** start TEXT SHOWN **

Re: [twitter-dev] Re: Snowflake: An update and some very important information

Tom van der Woerdt Wed, 10 Nov 2010 22:56:35 -0800

1) Please don't, I don't want to have to convert everything back to
integers within my code. I consider the string representation a hack
around some issues with certain programming languages, and not an
optimal solution. Wouldn't want this to become the default option.


2) No

Tom


On 11/11/10 6:34 AM, SM wrote:
> Hello. Couple questions:
> 
> 1.) Are you planning on eventually eliminating the integer
> representation and only using strings for id's?
> 
> 2.) If an application doesn't use Javascript to parse JSON (for
> example, YAJL-OBJC and NSNumbers in Obj-C), is it necessary to make
> any changes at all?
> 
> Thanks.
> 
> 
> 
> On Oct 19, 3:52 pm, Matt Harris <[email protected]> wrote:
>> Hey everyone,
>>
>> Thank you to all of you for your questions, patience and contributions to
>> this thread.  Hearing your views and knowing how you use the API helps us
>> provide more information where there wasn't enough, and clarify details
>> where there was ambiguity.
>>
>> I've collated the questions i've received from you directly, over Twitter to
>> @twitterapi and through this list.  I hope the comments below provide enough
>> information to answer those questions and explain the reasoning being our
>> decisions.
>>
>> Thanks for your support and patience,
>> @themattharris
>>
>> 1) Will search.twitter.com also include id_str and
>> in_reply_to_status_id_str?
>> Yes, Search will include the String representations of those IDs.
>>
>> 2) Which fields are affected by this change?
>> All IDs which are transmitted as Integers will have a String representation
>> in the API response. Only Tweet IDs (which includes mentions and retweets)
>> will be moving to new Snowflake IDs. Messages (DMs), Saved Searches and
>> Users may change to a Snowflake ID scheme in the future but this isn’t
>> planned for this year.
>>
>> We are adding String representations of the Integer IDs now so you can
>> update all of your code to use the String representations throughout. to
>> allow developers to make the change now for all the ID fields and be
>> prepared should any other IDs break the 53bit boundary.

** end TEXT SHOWN **

SET EXERCISE A:
Duplicate the lines of the records from their beginning through the line holding "staticText: 123!? (5, 190, 13, 194)", inclusive.
The mailing-list thread above has no connection to the records that follow it.

** start MATERIAL SUPPLIED **

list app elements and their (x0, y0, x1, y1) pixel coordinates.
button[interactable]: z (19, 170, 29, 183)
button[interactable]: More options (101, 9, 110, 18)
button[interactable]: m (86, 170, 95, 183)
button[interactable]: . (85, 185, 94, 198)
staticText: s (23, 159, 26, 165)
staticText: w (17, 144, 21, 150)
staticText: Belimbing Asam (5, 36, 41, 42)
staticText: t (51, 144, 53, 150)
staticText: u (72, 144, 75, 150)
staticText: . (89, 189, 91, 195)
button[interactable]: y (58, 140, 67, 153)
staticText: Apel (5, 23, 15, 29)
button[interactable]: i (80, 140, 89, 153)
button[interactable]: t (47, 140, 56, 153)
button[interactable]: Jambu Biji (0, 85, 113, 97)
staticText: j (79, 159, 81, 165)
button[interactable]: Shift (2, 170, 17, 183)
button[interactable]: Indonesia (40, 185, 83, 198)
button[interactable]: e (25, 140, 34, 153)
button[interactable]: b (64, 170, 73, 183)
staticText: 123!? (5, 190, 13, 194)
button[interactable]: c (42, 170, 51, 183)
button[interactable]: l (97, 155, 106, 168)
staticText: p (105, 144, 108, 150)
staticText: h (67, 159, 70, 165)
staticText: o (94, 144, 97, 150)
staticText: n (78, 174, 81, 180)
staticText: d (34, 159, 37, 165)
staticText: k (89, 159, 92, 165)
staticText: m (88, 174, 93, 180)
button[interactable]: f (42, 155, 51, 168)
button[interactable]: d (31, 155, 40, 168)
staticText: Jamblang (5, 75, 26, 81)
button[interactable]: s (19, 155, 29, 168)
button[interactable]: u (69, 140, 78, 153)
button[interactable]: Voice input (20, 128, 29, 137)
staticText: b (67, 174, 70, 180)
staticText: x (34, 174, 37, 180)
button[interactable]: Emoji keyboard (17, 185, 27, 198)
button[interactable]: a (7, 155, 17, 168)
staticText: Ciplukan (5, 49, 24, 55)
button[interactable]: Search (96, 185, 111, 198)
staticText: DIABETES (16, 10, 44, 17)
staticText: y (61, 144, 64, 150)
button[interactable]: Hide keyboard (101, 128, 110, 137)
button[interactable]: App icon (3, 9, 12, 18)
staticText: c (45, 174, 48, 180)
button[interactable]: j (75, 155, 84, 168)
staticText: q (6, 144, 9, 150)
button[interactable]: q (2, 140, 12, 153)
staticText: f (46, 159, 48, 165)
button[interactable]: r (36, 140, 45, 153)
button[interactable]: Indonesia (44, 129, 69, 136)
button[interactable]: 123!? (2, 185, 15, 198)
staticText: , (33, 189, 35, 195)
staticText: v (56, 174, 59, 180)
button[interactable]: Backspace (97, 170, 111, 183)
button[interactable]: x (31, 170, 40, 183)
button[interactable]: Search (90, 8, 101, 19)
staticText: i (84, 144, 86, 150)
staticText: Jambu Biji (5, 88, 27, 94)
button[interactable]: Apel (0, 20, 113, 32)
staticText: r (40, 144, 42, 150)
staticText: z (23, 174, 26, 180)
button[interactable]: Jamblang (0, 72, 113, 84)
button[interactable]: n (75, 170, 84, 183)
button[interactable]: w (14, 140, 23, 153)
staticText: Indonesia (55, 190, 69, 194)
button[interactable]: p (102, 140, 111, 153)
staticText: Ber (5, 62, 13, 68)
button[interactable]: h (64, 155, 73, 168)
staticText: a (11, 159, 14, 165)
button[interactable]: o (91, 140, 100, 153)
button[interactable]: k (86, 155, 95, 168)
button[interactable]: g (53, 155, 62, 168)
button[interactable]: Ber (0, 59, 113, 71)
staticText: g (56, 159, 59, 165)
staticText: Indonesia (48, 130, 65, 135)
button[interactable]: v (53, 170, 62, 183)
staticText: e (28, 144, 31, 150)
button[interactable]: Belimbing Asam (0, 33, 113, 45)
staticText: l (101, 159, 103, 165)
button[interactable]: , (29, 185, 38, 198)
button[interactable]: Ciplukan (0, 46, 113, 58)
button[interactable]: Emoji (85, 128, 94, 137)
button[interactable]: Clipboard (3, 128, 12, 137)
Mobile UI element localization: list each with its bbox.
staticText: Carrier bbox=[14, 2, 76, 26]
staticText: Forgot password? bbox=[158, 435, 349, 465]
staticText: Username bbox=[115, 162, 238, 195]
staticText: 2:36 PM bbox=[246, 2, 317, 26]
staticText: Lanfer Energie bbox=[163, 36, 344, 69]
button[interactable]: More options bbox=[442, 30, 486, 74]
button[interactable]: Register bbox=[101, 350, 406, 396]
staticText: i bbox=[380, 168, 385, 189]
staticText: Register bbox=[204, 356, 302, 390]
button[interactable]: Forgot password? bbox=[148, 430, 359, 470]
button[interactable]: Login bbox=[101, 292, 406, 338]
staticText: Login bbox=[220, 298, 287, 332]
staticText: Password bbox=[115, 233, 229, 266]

** end MATERIAL SUPPLIED **

SET EXERCISE B:
Go on with the mailing-list thread about Twitter's Snowflake IDs from the point where it stops.

EXERCISE RESPONSE A:
list app elements and their (x0, y0, x1, y1) pixel coordinates.
button[interactable]: z (19, 170, 29, 183)
button[interactable]: More options (101, 9, 110, 18)
button[interactable]: m (86, 170, 95, 183)
button[interactable]: . (85, 185, 94, 198)
staticText: s (23, 159, 26, 165)
staticText: w (17, 144, 21, 150)
staticText: Belimbing Asam (5, 36, 41, 42)
staticText: t (51, 144, 53, 150)
staticText: u (72, 144, 75, 150)
staticText: . (89, 189, 91, 195)
button[interactable]: y (58, 140, 67, 153)
staticText: Apel (5, 23, 15, 29)
button[interactable]: i (80, 140, 89, 153)
button[interactable]: t (47, 140, 56, 153)
button[interactable]: Jambu Biji (0, 85, 113, 97)
staticText: j (79, 159, 81, 165)
button[interactable]: Shift (2, 170, 17, 183)
button[interactable]: Indonesia (40, 185, 83, 198)
button[interactable]: e (25, 140, 34, 153)
button[interactable]: b (64, 170, 73, 183)
staticText: 123!? (5, 190, 13, 194)

EXERCISE RESPONSE B:
>>
>> 3) Which fields will have String representations?
>> The fields which will have String representations are:
>>
>> id (DM, Saved Search, User, List )
>> in_reply_to_status_id
>> in_reply_to_user_id
>> new_id (Streaming only. Will be removed when Snowflake is enabled)
>> current_user_retweet_id (When include_my_retweet=1 is passed)
>>
>> 4) Can you provide a complete Tweet example with Snowflake ID to test?
>>
>> [{"coordinates":null,"truncated":false,"created_at":"Thu Oct 14 22:20:15
>> +0000
>> 2010","favorited":false,"entities":{"urls":[],"hashtags":[],"user_mentions" 
>> :[{"name":"Matt
>> Harris","id":777925,"id_str":"777925","indices":[0,14],"screen_name":"thema 
>> ttharris"}]},"text":"@themattharris
>> hey how are
>> things?","annotations":null,"contributors":[{"id":819797,"id_str":"819797", 
>> "screen_name":"episod"}],"id":10765432100123456789,"id_str":"10765432100123 
>> 456789","retweet_count":0,"geo":null,"retweeted":false,"in_reply_to_user_id 
>> ":777925,"in_reply_to_user_id_str":"777925","in_reply_to_screen_name":"them 
>> attharris","user":{"id":6253282,"id_str":"6253282"},"source":"web","place": 
>> null,"in_reply_to_status_id":10586268426842688951,"in_reply_to_status_id_st 
>> r":"10586268426842688951"}]
>>
>> 5) What is happening with new_id in the Streaming API?
>> new_id and new_id_str will be switched off when or soon after Snowflake is
>> enabled on November 4th.
>>
>> 6) Why not restrict IDs to 53bits?
>>
>> A Snowflake ID is composed:
>>  * 41bits for millisecond precision time (69 years)
>>  * 10bits for a configured machine identity (1024 machines)
>>  * 12bits for a sequence number (4096 per machine)
>>
>> The factor influencing the length of the ID is the time. For a 53bit ID this
>> would mean only 31bits are available for the time. 31bits is only enough for
>> 24 days (2147483648/(1000*60*60*24)) of time.
>>
>> Reducing the resolution of the timestamp would prevent a K-sorted resolution
>> of 1 second or less.
>>
>> Reducing the configured machine identity or sequence number by 1bit would
>> mean we couldn’t scale Twitter, or operate our infrastructure in an
>> uncoordinated high-available way.
>>
>> 7) When will the 53bit Integer overflow happen?
>> 24 days after Snowflake starts counting.
>>
>> 8) Is it safe to parse and store IDs as signed 64bit Integers?
>> Yes.
>>
>> 9) Why offer both the String and Integer versions of the ID?
>> The String representation is needed to ensure languages which cannot convert
>> the >53bit Integer can still use the ID in other API requests.
>>
>> The Integer value is being retained for languages which can handle 
>> numbers>53bit and to prevent applications which have not converted from being
>>
>> cut-off from Twitter.
>>
>>  10) When ID is null what will the _str representation be?
>> The _str representation will also be null.
>>
>> 11) Did you really mean ‘unsigned’ 64bit Integer?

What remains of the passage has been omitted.